WHAT YOU HAVE TO DO. Reproduce every entry in the listing without alteration.
>> Begin SUPPLIED MATERIAL
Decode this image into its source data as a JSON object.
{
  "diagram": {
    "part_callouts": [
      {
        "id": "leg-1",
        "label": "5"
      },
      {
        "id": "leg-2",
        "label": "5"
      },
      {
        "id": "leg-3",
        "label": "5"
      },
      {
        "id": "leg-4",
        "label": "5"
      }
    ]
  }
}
>> End SUPPLIED MATERIAL
RESULT FOR THIS TASK.
Decode this image into its source data as a JSON object.
{
  "diagram": {
    "part_callouts": [
      {
        "id": "leg-1",
        "label": "5"
      },
      {
        "id": "leg-2",
        "label": "5"
      },
      {
        "id": "leg-3",
        "label": "5"
      },
      {
        "id": "leg-4",
        "label": "5"
      }
    ]
  }
}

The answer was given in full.